## AIM
In the records below, copy out the lines without any change, beginning at the line that contains "I need the location" and stopping after the line that contains "tree-connector [48, 75, 64, 76]". Both of these lines are included, and the pictures are to be left out.

## DATA PROVIDED
━━━━━━
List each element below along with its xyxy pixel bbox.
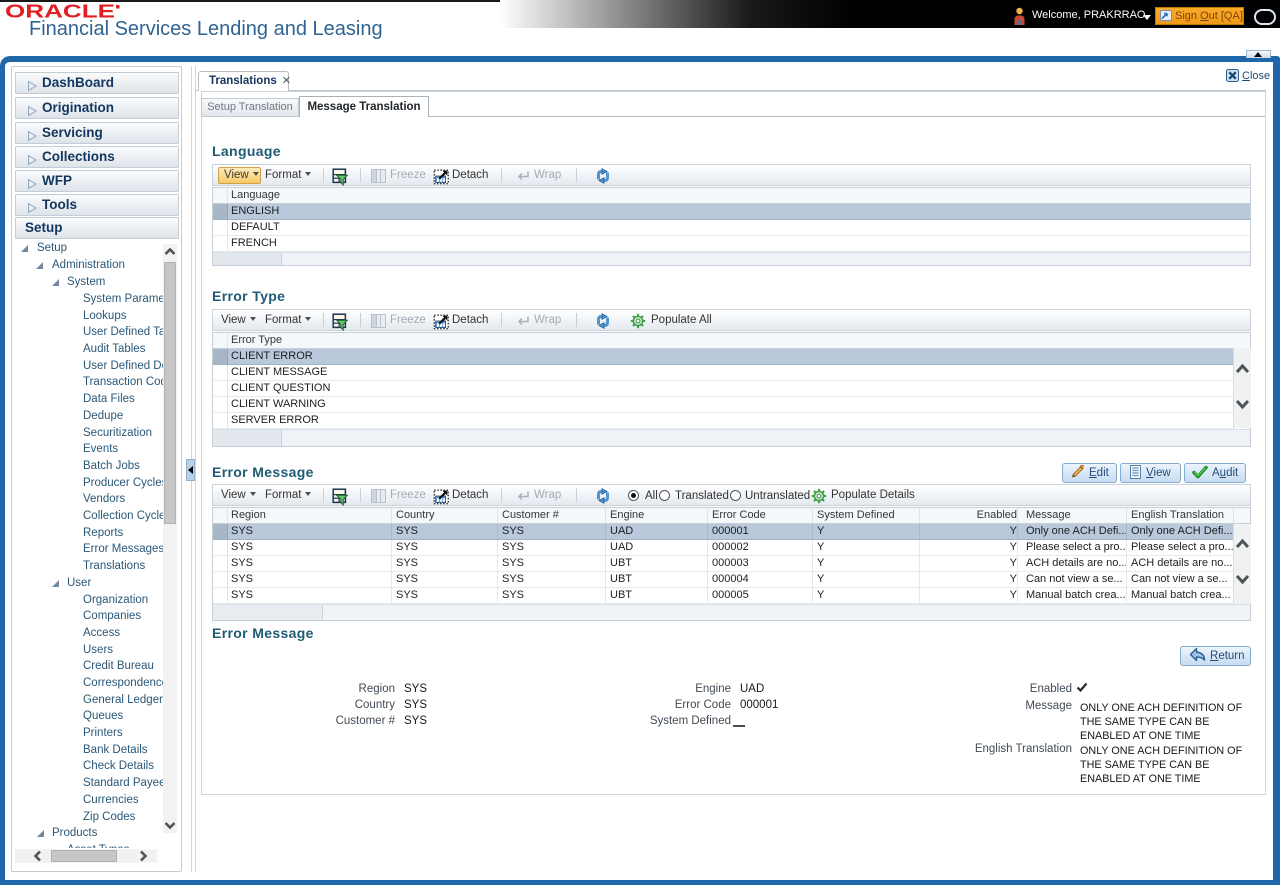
━━━━━━
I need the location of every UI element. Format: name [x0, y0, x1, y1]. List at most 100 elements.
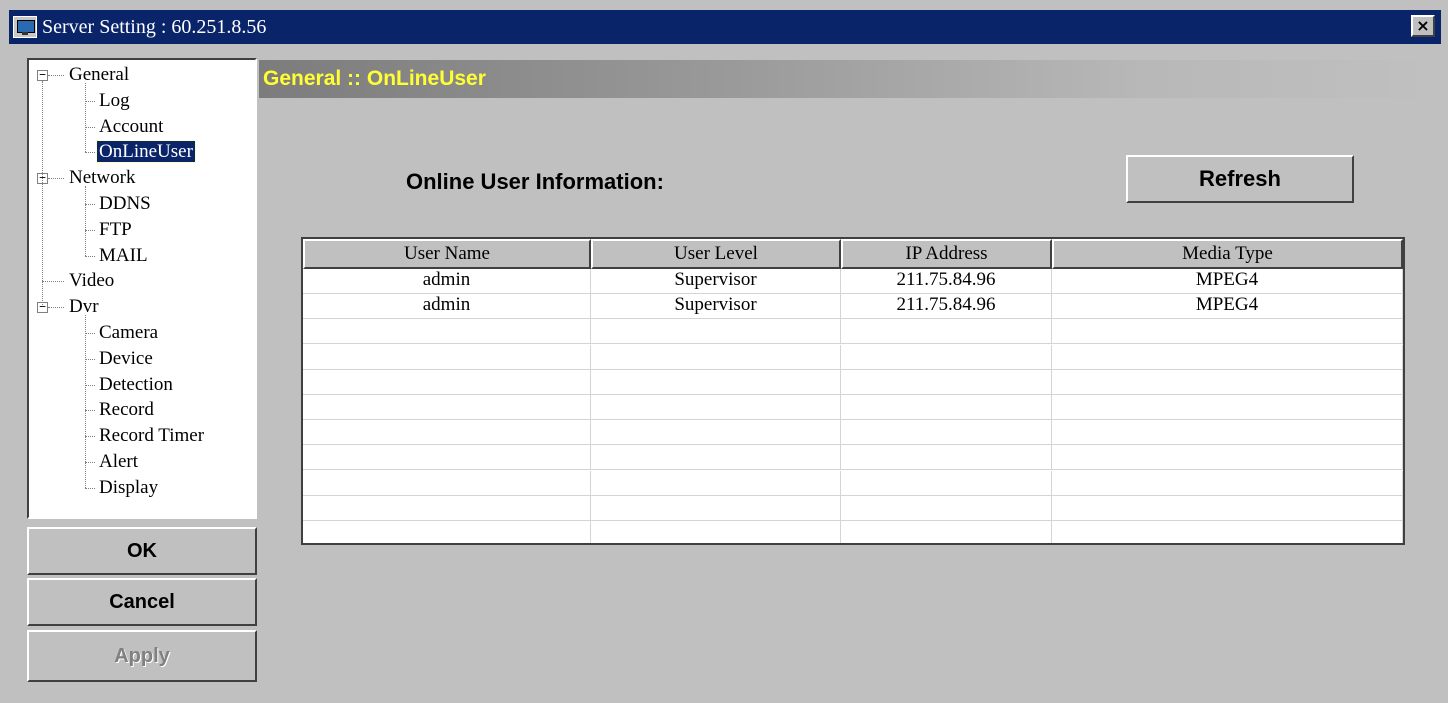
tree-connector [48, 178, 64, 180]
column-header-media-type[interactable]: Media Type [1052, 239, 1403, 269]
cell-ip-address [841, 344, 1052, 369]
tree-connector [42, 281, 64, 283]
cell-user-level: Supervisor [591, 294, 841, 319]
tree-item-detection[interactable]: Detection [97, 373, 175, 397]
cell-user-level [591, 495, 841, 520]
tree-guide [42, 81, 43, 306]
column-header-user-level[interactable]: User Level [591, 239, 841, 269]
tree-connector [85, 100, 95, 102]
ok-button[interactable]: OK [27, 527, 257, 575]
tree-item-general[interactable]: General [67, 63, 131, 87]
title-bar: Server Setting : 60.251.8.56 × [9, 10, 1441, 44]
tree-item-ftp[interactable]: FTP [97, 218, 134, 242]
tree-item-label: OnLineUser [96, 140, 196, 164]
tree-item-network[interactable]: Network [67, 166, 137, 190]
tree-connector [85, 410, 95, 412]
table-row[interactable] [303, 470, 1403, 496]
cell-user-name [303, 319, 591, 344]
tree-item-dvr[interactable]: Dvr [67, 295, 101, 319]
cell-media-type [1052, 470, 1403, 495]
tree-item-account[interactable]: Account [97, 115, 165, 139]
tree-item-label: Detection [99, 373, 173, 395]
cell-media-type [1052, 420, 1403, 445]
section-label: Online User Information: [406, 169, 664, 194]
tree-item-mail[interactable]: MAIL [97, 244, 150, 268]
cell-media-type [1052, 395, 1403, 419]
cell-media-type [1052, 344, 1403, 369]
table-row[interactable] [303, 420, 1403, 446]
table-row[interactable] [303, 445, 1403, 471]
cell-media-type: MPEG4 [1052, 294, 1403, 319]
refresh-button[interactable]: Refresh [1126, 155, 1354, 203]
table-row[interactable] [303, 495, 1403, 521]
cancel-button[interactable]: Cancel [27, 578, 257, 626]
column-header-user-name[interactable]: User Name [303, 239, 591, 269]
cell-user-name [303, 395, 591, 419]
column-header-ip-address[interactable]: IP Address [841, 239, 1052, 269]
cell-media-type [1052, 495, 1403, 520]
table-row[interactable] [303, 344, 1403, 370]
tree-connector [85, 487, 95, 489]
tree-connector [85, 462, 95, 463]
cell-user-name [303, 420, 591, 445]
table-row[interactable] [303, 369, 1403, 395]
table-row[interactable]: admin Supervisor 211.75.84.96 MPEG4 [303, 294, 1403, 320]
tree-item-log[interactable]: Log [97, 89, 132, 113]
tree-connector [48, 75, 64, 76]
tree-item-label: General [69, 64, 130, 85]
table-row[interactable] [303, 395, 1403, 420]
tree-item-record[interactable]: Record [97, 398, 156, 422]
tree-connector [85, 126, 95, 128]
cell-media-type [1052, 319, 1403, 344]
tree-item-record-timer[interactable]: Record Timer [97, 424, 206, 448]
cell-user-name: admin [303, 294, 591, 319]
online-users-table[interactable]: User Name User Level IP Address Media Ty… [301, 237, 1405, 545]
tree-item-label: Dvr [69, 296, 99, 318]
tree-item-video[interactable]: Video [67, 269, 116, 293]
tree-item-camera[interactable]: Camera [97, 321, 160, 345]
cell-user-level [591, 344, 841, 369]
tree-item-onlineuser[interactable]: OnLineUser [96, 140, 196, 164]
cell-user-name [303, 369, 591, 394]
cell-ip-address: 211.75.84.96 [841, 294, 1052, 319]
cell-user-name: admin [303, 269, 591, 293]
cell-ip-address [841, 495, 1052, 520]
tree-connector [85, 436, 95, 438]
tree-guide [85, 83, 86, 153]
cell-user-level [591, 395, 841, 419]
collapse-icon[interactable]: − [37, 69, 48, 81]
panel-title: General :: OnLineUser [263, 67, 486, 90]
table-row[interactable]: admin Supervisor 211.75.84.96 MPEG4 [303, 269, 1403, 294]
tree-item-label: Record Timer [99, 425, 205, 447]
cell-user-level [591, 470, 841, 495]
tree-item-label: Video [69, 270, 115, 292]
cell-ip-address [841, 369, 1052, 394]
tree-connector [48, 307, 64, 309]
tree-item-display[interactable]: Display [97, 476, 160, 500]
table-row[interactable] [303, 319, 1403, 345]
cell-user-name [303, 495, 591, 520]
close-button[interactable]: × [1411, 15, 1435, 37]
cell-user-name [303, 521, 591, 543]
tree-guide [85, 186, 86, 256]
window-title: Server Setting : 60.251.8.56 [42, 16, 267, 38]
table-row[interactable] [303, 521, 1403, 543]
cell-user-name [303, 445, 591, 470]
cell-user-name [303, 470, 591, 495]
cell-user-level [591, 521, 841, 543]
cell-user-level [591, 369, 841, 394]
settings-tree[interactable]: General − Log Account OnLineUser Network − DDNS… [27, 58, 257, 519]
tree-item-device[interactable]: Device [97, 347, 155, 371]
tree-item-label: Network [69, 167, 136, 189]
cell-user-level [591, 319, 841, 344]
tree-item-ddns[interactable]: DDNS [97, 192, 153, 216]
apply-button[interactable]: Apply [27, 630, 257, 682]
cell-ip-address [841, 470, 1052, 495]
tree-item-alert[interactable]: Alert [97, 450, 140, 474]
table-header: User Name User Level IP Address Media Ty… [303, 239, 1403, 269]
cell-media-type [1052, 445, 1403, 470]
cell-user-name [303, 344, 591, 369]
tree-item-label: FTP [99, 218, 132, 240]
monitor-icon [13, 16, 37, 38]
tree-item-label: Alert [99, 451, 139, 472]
━━━━━━
## SOLUTION FOR THIS EXERCISE
I need the location of every UI element. Format: name [x0, y0, x1, y1]. List at most 100 elements.
tree-connector [48, 178, 64, 180]
column-header-media-type[interactable]: Media Type [1052, 239, 1403, 269]
cell-ip-address [841, 344, 1052, 369]
tree-connector [42, 281, 64, 283]
cell-user-level: Supervisor [591, 294, 841, 319]
tree-item-detection[interactable]: Detection [97, 373, 175, 397]
cell-user-level [591, 495, 841, 520]
tree-guide [42, 81, 43, 306]
column-header-user-level[interactable]: User Level [591, 239, 841, 269]
tree-connector [85, 100, 95, 102]
ok-button[interactable]: OK [27, 527, 257, 575]
tree-item-general[interactable]: General [67, 63, 131, 87]
title-bar: Server Setting : 60.251.8.56 × [9, 10, 1441, 44]
tree-item-ftp[interactable]: FTP [97, 218, 134, 242]
tree-item-label: OnLineUser [96, 140, 196, 164]
tree-item-network[interactable]: Network [67, 166, 137, 190]
tree-connector [85, 410, 95, 412]
table-row[interactable] [303, 470, 1403, 496]
cell-user-name [303, 319, 591, 344]
tree-item-dvr[interactable]: Dvr [67, 295, 101, 319]
cell-media-type [1052, 470, 1403, 495]
tree-item-account[interactable]: Account [97, 115, 165, 139]
tree-item-label: Detection [99, 373, 173, 395]
cell-media-type [1052, 420, 1403, 445]
section-label: Online User Information: [406, 169, 664, 194]
tree-item-mail[interactable]: MAIL [97, 244, 150, 268]
cell-media-type [1052, 395, 1403, 419]
cell-media-type [1052, 344, 1403, 369]
table-row[interactable] [303, 420, 1403, 446]
table-row[interactable] [303, 445, 1403, 471]
cell-media-type: MPEG4 [1052, 294, 1403, 319]
refresh-button[interactable]: Refresh [1126, 155, 1354, 203]
table-row[interactable] [303, 495, 1403, 521]
cancel-button[interactable]: Cancel [27, 578, 257, 626]
column-header-user-name[interactable]: User Name [303, 239, 591, 269]
cell-user-name [303, 395, 591, 419]
column-header-ip-address[interactable]: IP Address [841, 239, 1052, 269]
cell-media-type [1052, 495, 1403, 520]
table-row[interactable] [303, 344, 1403, 370]
tree-connector [85, 487, 95, 489]
tree-connector [85, 462, 95, 463]
cell-user-name [303, 420, 591, 445]
table-row[interactable] [303, 369, 1403, 395]
table-row[interactable]: admin Supervisor 211.75.84.96 MPEG4 [303, 294, 1403, 320]
tree-item-log[interactable]: Log [97, 89, 132, 113]
tree-connector [48, 75, 64, 76]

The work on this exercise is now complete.